[Data records]
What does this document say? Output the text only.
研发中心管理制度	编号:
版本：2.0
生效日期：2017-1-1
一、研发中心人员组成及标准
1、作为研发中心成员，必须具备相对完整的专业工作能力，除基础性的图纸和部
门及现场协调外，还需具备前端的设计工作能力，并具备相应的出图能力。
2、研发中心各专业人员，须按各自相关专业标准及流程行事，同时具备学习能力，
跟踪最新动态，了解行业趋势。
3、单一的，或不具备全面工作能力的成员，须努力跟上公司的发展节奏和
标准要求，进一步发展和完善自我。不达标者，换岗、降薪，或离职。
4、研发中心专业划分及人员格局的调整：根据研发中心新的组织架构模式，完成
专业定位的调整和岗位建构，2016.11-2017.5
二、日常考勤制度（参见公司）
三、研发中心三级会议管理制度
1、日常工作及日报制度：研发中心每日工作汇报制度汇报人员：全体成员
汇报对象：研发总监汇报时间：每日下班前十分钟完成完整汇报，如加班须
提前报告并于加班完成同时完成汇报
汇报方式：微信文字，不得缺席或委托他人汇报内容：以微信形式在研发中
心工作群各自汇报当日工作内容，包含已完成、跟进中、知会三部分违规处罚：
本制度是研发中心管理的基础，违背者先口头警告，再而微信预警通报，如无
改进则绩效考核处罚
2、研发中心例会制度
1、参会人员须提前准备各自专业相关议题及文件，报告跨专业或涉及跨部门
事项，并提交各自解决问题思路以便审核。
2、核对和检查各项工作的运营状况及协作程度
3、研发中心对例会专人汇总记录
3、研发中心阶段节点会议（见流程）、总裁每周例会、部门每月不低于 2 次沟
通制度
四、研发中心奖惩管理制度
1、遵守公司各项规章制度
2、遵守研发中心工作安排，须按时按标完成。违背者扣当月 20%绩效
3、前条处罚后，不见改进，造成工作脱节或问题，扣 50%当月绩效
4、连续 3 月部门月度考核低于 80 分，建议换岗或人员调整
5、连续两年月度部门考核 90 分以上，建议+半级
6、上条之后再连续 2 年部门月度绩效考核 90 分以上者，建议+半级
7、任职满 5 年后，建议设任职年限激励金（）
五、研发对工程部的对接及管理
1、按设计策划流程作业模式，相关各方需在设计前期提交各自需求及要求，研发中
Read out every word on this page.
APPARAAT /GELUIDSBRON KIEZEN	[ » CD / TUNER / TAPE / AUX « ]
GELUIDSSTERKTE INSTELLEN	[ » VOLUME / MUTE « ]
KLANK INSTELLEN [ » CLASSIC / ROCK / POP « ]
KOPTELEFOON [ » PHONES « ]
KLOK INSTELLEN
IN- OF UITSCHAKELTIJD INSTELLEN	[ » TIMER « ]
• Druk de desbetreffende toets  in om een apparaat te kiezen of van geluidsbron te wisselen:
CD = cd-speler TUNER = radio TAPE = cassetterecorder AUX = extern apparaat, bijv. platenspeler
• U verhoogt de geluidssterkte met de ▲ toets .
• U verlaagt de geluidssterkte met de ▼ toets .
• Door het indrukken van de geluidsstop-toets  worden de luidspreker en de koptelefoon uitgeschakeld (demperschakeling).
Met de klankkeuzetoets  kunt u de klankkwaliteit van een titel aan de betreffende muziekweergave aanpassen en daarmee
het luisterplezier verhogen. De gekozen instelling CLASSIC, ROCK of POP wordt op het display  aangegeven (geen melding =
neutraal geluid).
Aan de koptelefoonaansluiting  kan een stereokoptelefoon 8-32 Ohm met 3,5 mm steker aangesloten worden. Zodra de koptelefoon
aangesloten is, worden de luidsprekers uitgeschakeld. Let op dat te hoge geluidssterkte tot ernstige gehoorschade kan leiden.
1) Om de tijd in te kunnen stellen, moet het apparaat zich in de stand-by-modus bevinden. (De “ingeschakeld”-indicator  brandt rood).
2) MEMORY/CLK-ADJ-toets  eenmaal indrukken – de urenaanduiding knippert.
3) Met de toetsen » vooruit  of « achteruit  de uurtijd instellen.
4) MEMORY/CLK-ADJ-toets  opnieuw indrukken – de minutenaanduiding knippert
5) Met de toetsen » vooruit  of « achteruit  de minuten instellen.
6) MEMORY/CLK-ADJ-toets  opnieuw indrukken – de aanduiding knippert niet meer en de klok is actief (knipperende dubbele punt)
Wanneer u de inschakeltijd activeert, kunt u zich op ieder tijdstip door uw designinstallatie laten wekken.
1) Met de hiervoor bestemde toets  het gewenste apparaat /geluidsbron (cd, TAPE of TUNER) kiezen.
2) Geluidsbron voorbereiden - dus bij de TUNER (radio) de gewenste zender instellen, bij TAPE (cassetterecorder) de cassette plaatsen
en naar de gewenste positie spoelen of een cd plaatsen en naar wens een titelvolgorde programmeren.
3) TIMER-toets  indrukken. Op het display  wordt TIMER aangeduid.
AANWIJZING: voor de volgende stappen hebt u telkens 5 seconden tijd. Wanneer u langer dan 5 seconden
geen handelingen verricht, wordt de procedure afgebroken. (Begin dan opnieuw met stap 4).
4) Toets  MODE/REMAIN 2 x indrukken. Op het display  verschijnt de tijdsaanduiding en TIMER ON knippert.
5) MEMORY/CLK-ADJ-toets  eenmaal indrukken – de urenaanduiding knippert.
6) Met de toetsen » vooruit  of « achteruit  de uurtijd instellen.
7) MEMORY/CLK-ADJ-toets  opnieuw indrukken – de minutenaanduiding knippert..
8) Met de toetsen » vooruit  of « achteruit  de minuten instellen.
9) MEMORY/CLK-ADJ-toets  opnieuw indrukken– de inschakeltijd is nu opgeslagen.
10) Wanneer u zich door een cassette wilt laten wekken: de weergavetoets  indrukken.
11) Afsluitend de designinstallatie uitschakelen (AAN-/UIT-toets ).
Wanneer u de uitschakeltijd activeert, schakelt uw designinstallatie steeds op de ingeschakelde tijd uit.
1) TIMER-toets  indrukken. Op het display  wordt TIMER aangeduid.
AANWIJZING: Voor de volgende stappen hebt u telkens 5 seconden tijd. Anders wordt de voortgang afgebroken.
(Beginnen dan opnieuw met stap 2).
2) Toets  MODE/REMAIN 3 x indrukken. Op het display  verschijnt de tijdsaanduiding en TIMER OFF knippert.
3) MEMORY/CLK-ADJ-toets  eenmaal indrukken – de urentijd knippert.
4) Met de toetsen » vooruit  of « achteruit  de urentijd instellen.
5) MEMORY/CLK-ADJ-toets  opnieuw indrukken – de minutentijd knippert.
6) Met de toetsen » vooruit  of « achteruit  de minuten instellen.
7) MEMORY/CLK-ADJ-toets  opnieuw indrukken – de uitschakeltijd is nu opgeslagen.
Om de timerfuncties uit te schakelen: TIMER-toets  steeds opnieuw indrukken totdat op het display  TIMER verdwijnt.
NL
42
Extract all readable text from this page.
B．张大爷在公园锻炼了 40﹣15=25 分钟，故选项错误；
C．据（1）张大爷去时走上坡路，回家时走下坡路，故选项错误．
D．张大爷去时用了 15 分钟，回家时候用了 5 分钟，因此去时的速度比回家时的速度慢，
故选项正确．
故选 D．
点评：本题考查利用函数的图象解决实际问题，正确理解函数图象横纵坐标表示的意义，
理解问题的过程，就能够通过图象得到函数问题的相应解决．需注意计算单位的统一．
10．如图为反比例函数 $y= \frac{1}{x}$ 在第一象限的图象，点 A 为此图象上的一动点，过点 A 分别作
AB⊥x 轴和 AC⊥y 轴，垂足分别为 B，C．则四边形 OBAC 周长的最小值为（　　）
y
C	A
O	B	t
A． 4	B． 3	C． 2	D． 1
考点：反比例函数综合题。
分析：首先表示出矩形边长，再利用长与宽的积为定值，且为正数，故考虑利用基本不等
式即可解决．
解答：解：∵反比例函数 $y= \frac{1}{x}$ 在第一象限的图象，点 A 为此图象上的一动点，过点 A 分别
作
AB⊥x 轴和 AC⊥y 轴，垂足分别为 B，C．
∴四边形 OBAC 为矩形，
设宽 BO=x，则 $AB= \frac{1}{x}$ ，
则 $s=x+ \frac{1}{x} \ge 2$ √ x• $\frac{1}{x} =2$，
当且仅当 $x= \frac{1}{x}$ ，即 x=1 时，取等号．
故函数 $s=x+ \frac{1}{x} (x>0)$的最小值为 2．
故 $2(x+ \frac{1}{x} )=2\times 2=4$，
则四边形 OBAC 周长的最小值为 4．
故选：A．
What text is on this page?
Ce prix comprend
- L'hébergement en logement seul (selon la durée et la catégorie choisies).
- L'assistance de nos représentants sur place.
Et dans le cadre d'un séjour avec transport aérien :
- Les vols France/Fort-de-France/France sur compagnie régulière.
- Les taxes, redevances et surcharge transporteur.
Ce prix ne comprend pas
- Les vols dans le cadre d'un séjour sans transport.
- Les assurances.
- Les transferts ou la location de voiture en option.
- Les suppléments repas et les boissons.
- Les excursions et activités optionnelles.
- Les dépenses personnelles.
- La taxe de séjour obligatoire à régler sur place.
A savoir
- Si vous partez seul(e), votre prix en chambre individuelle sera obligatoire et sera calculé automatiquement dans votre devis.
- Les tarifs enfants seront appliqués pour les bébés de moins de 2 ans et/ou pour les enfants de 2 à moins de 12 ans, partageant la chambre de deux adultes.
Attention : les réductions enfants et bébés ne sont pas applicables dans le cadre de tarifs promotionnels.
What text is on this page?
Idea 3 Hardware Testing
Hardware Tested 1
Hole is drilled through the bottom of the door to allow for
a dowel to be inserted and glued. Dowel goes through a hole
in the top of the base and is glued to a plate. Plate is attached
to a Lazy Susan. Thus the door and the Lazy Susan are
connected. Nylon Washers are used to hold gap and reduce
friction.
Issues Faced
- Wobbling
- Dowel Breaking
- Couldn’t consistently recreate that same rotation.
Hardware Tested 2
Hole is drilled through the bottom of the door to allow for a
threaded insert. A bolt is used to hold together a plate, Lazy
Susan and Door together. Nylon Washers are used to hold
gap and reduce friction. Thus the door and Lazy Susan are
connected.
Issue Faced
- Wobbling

* **DO THIS**:
Go through the records above, find every line with the word "bébés", and list those lines.

* **ANSWER**:
- Les tarifs enfants seront appliqués pour les bébés de moins de 2 ans et/ou pour les enfants de 2 à moins de 12 ans, partageant la chambre de deux adultes.
Attention : les réductions enfants et bébés ne sont pas applicables dans le cadre de tarifs promotionnels.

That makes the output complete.